Directions
Copy out all lines where "this" appears.

[Structured figure records]
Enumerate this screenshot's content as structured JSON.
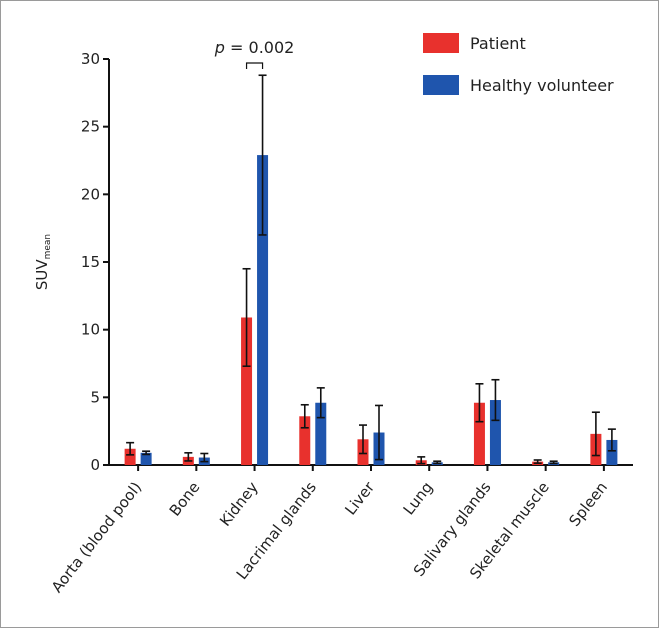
{
  "chart_data": {
    "type": "bar",
    "categories": [
      "Aorta (blood pool)",
      "Bone",
      "Kidney",
      "Lacrimal glands",
      "Liver",
      "Lung",
      "Salivary glands",
      "Skeletal muscle",
      "Spleen"
    ],
    "series": [
      {
        "name": "Patient",
        "color": "#e8312d",
        "values": [
          1.2,
          0.6,
          10.9,
          3.6,
          1.9,
          0.35,
          4.6,
          0.25,
          2.3
        ],
        "error": [
          0.45,
          0.3,
          3.6,
          0.85,
          1.05,
          0.25,
          1.4,
          0.12,
          1.6
        ]
      },
      {
        "name": "Healthy volunteer",
        "color": "#1f55ad",
        "values": [
          0.9,
          0.55,
          22.9,
          4.6,
          2.4,
          0.2,
          4.8,
          0.2,
          1.85
        ],
        "error": [
          0.12,
          0.3,
          5.9,
          1.1,
          2.0,
          0.08,
          1.5,
          0.08,
          0.8
        ]
      }
    ],
    "ylabel_main": "SUV",
    "ylabel_sub": "mean",
    "ylim": [
      0,
      30
    ],
    "yticks": [
      "0",
      "5",
      "10",
      "15",
      "20",
      "25",
      "30"
    ],
    "annotation": {
      "italic": "p",
      "rest": " = 0.002",
      "category": "Kidney"
    },
    "legend_position": "top-right",
    "grid": false
  }
}
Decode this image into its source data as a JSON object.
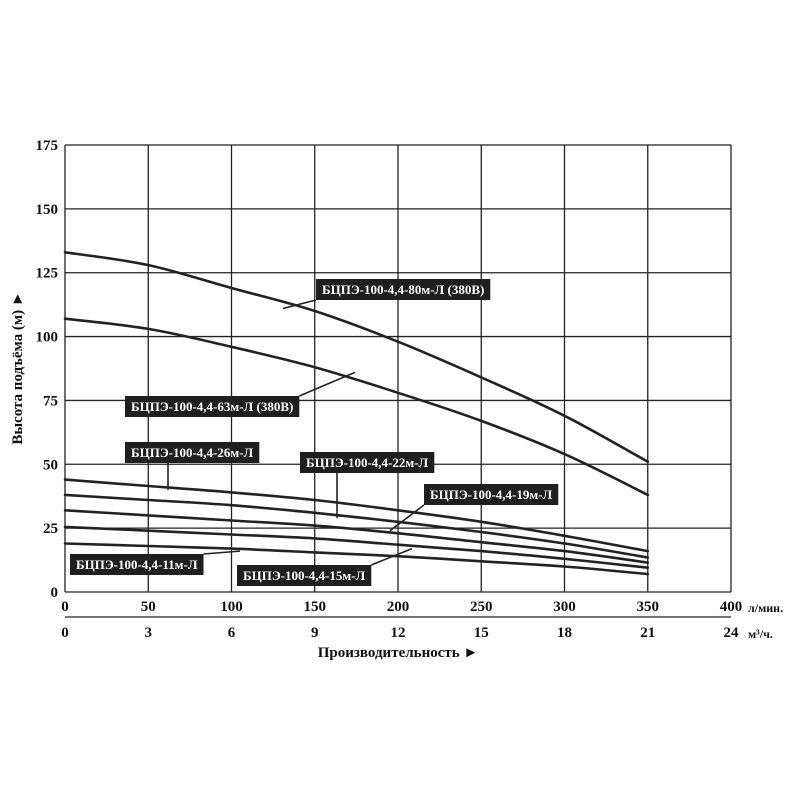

Output of the exercise
Enumerate this screenshot's content as structured JSON.
Decode this image into its source data as a JSON object.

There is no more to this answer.